#### Short exercise:
Reproduce verbatim the listing below, from its first line through the line containing "- question-number: 9.: [668, 302, 686, 328]".

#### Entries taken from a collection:
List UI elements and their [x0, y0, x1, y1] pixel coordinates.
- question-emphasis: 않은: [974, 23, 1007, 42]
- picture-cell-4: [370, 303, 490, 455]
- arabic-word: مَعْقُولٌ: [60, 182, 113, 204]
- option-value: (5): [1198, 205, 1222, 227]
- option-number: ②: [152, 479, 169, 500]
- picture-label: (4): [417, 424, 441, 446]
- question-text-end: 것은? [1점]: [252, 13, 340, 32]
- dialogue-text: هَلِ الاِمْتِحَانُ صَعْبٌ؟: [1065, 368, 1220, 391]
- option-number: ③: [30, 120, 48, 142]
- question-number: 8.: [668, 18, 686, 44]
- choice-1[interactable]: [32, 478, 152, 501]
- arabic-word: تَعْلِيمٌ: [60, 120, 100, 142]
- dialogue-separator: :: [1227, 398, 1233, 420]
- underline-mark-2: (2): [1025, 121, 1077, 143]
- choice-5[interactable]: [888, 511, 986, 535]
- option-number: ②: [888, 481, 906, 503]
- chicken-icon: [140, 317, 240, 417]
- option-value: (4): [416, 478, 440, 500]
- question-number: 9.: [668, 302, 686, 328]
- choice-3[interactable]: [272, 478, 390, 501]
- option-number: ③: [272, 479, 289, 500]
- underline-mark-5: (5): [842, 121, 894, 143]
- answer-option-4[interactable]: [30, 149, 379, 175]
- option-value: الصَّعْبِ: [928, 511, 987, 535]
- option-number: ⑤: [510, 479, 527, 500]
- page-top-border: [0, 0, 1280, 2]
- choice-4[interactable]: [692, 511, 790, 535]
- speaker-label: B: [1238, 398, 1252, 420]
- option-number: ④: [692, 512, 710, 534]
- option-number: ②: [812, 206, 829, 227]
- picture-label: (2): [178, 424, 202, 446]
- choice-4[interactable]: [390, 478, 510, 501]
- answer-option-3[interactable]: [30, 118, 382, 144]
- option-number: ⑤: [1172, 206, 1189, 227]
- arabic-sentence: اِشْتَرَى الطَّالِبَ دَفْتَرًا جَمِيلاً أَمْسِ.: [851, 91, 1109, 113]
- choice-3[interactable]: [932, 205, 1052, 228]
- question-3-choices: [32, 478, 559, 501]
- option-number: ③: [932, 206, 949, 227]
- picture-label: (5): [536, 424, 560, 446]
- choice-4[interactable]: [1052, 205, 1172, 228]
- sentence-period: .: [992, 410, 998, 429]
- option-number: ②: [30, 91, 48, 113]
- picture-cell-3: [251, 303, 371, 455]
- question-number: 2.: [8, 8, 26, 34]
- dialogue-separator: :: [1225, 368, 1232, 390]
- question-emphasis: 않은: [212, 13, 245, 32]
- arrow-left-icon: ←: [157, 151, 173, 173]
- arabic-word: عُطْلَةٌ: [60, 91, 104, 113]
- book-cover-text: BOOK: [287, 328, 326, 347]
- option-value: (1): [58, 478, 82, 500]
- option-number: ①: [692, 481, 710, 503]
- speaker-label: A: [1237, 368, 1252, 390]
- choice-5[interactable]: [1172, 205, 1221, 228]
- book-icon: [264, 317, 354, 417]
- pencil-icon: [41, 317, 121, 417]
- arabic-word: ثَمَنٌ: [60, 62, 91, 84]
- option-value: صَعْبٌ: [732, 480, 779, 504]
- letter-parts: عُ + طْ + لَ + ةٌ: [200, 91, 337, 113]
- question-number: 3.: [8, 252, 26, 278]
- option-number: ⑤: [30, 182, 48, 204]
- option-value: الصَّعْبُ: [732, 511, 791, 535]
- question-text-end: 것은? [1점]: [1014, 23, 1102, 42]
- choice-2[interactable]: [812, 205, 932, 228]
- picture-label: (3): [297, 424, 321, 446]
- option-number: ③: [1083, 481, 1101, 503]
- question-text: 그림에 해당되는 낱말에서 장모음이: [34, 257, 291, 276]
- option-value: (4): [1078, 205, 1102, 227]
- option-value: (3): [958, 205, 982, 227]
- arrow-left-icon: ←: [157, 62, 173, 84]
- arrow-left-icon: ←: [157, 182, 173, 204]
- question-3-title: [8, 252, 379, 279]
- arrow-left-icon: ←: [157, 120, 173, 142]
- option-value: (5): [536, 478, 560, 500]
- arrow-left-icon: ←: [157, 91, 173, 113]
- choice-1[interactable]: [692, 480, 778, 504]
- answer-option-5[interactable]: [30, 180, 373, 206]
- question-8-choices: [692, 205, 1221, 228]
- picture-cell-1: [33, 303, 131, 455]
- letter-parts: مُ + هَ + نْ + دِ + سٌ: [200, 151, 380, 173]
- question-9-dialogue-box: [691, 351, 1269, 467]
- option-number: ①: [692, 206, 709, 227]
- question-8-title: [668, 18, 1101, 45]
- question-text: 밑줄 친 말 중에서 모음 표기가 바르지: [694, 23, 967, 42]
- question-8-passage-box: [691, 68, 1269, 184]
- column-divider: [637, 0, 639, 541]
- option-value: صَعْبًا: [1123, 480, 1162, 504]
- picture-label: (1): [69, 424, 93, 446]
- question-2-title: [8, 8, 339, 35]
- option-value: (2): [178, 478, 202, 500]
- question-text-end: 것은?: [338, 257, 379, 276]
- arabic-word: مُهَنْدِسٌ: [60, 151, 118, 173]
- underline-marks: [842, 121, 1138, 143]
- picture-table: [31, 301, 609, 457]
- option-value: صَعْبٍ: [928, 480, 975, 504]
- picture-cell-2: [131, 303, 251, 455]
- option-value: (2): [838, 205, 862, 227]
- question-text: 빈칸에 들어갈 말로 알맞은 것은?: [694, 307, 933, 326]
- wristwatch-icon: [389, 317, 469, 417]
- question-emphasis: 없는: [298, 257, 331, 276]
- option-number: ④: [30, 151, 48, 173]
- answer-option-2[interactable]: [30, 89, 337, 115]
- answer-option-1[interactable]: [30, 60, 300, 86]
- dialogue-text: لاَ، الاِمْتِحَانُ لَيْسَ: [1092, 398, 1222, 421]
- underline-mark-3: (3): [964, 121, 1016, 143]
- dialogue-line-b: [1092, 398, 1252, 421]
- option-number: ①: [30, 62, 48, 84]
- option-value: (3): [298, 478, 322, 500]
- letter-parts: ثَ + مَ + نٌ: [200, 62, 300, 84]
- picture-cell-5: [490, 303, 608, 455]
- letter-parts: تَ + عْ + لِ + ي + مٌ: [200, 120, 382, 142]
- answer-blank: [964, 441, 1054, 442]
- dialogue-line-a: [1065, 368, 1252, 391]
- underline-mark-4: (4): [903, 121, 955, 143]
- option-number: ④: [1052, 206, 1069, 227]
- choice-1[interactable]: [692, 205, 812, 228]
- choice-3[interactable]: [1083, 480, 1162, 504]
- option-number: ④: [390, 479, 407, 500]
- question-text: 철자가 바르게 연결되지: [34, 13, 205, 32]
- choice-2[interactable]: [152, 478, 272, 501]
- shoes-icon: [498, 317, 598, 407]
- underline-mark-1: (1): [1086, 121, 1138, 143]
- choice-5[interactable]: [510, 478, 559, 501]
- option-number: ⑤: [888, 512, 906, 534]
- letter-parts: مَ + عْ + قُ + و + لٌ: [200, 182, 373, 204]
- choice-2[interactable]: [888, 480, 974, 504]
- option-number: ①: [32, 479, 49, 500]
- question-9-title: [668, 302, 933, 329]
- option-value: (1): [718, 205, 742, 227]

#### Exercise solution:
List UI elements and their [x0, y0, x1, y1] pixel coordinates.
- question-emphasis: 않은: [974, 23, 1007, 42]
- picture-cell-4: [370, 303, 490, 455]
- arabic-word: مَعْقُولٌ: [60, 182, 113, 204]
- option-value: (5): [1198, 205, 1222, 227]
- option-number: ②: [152, 479, 169, 500]
- picture-label: (4): [417, 424, 441, 446]
- question-text-end: 것은? [1점]: [252, 13, 340, 32]
- dialogue-text: هَلِ الاِمْتِحَانُ صَعْبٌ؟: [1065, 368, 1220, 391]
- option-number: ③: [30, 120, 48, 142]
- question-number: 8.: [668, 18, 686, 44]
- choice-1[interactable]: [32, 478, 152, 501]
- arabic-word: تَعْلِيمٌ: [60, 120, 100, 142]
- dialogue-separator: :: [1227, 398, 1233, 420]
- underline-mark-2: (2): [1025, 121, 1077, 143]
- choice-5[interactable]: [888, 511, 986, 535]
- option-number: ②: [888, 481, 906, 503]
- chicken-icon: [140, 317, 240, 417]
- option-value: (4): [416, 478, 440, 500]
- question-number: 9.: [668, 302, 686, 328]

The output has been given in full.